Exclude the pictures and reproduce the remaining data exactly as written.

==== RECORDS FOR THE EXERCISE

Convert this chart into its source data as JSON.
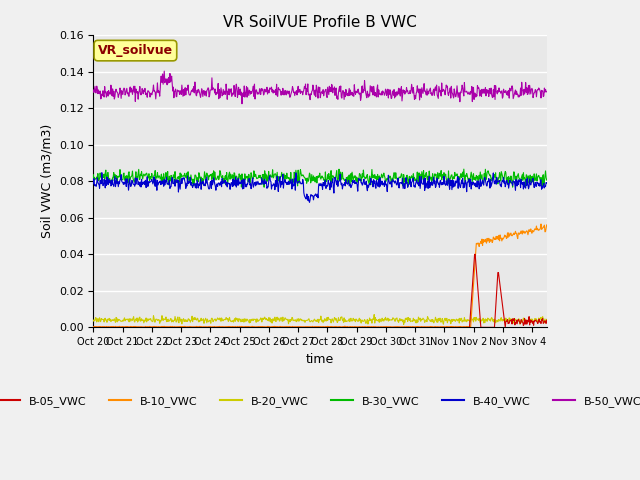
{
  "title": "VR SoilVUE Profile B VWC",
  "xlabel": "time",
  "ylabel": "Soil VWC (m3/m3)",
  "ylim": [
    0,
    0.16
  ],
  "yticks": [
    0.0,
    0.02,
    0.04,
    0.06,
    0.08,
    0.1,
    0.12,
    0.14,
    0.16
  ],
  "series": {
    "B-05_VWC": {
      "color": "#cc0000",
      "lw": 0.8
    },
    "B-10_VWC": {
      "color": "#ff8c00",
      "lw": 0.8
    },
    "B-20_VWC": {
      "color": "#cccc00",
      "lw": 0.8
    },
    "B-30_VWC": {
      "color": "#00bb00",
      "lw": 0.8
    },
    "B-40_VWC": {
      "color": "#0000cc",
      "lw": 0.8
    },
    "B-50_VWC": {
      "color": "#aa00aa",
      "lw": 0.8
    }
  },
  "legend_label": "VR_soilvue",
  "legend_box_color": "#ffff99",
  "legend_text_color": "#8b0000",
  "background_color": "#e8e8e8",
  "grid_color": "#ffffff",
  "xtick_labels": [
    "Oct 20",
    "Oct 21",
    "Oct 22",
    "Oct 23",
    "Oct 24",
    "Oct 25",
    "Oct 26",
    "Oct 27",
    "Oct 28",
    "Oct 29",
    "Oct 30",
    "Oct 31",
    "Nov 1",
    "Nov 2",
    "Nov 3",
    "Nov 4"
  ],
  "figwidth": 6.4,
  "figheight": 4.8,
  "dpi": 100
}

========

§ RESULT OF THE EXERCISE
Convert this chart into its source data as JSON.
{
  "title": "VR SoilVUE Profile B VWC",
  "xlabel": "time",
  "ylabel": "Soil VWC (m3/m3)",
  "ylim": [
    0,
    0.16
  ],
  "yticks": [
    0.0,
    0.02,
    0.04,
    0.06,
    0.08,
    0.1,
    0.12,
    0.14,
    0.16
  ],
  "series": {
    "B-05_VWC": {
      "color": "#cc0000",
      "lw": 0.8
    },
    "B-10_VWC": {
      "color": "#ff8c00",
      "lw": 0.8
    },
    "B-20_VWC": {
      "color": "#cccc00",
      "lw": 0.8
    },
    "B-30_VWC": {
      "color": "#00bb00",
      "lw": 0.8
    },
    "B-40_VWC": {
      "color": "#0000cc",
      "lw": 0.8
    },
    "B-50_VWC": {
      "color": "#aa00aa",
      "lw": 0.8
    }
  },
  "legend_label": "VR_soilvue",
  "legend_box_color": "#ffff99",
  "legend_text_color": "#8b0000",
  "background_color": "#e8e8e8",
  "grid_color": "#ffffff",
  "xtick_labels": [
    "Oct 20",
    "Oct 21",
    "Oct 22",
    "Oct 23",
    "Oct 24",
    "Oct 25",
    "Oct 26",
    "Oct 27",
    "Oct 28",
    "Oct 29",
    "Oct 30",
    "Oct 31",
    "Nov 1",
    "Nov 2",
    "Nov 3",
    "Nov 4"
  ],
  "figwidth": 6.4,
  "figheight": 4.8,
  "dpi": 100
}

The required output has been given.